# Your objective
Write out the records again, exactly, leaving none out.

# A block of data

::::

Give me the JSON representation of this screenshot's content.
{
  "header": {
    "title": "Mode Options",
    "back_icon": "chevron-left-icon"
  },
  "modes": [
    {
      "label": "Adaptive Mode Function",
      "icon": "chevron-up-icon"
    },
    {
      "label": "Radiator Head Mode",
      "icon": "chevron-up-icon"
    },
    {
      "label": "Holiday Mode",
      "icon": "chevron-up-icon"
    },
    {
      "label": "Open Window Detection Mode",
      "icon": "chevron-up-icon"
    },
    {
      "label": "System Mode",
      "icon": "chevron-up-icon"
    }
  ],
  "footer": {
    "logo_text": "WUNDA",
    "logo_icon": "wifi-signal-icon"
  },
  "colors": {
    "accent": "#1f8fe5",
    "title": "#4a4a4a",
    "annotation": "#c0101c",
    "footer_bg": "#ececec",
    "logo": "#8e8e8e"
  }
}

::::

# Problem solution
Give me the JSON representation of this screenshot's content.
{
  "header": {
    "title": "Mode Options",
    "back_icon": "chevron-left-icon"
  },
  "modes": [
    {
      "label": "Adaptive Mode Function",
      "icon": "chevron-up-icon"
    },
    {
      "label": "Radiator Head Mode",
      "icon": "chevron-up-icon"
    },
    {
      "label": "Holiday Mode",
      "icon": "chevron-up-icon"
    },
    {
      "label": "Open Window Detection Mode",
      "icon": "chevron-up-icon"
    },
    {
      "label": "System Mode",
      "icon": "chevron-up-icon"
    }
  ],
  "footer": {
    "logo_text": "WUNDA",
    "logo_icon": "wifi-signal-icon"
  },
  "colors": {
    "accent": "#1f8fe5",
    "title": "#4a4a4a",
    "annotation": "#c0101c",
    "footer_bg": "#ececec",
    "logo": "#8e8e8e"
  }
}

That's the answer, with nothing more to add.